**EXTRACTED ENTRIES:**

=======

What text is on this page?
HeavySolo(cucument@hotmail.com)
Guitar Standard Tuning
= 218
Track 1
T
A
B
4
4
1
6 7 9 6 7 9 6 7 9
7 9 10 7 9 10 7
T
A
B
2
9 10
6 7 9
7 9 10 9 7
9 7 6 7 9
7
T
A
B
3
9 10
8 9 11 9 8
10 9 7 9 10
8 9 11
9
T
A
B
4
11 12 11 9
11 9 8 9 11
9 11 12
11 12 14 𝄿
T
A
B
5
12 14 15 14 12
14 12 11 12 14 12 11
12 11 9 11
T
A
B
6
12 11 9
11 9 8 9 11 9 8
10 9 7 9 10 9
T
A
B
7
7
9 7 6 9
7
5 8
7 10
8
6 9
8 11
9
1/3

=======

**WHAT YOU HAVE TO DO:**
Repeat the records above in full, character for character.

**SOLVED PROBLEM:**
What text is on this page?
HeavySolo(cucument@hotmail.com)
Guitar Standard Tuning
= 218
Track 1
T
A
B
4
4
1
6 7 9 6 7 9 6 7 9
7 9 10 7 9 10 7
T
A
B
2
9 10
6 7 9
7 9 10 9 7
9 7 6 7 9
7
T
A
B
3
9 10
8 9 11 9 8
10 9 7 9 10
8 9 11
9
T
A
B
4
11 12 11 9
11 9 8 9 11
9 11 12
11 12 14 𝄿
T
A
B
5
12 14 15 14 12
14 12 11 12 14 12 11
12 11 9 11
T
A
B
6
12 11 9
11 9 8 9 11 9 8
10 9 7 9 10 9
T
A
B
7
7
9 7 6 9
7
5 8
7 10
8
6 9
8 11
9
1/3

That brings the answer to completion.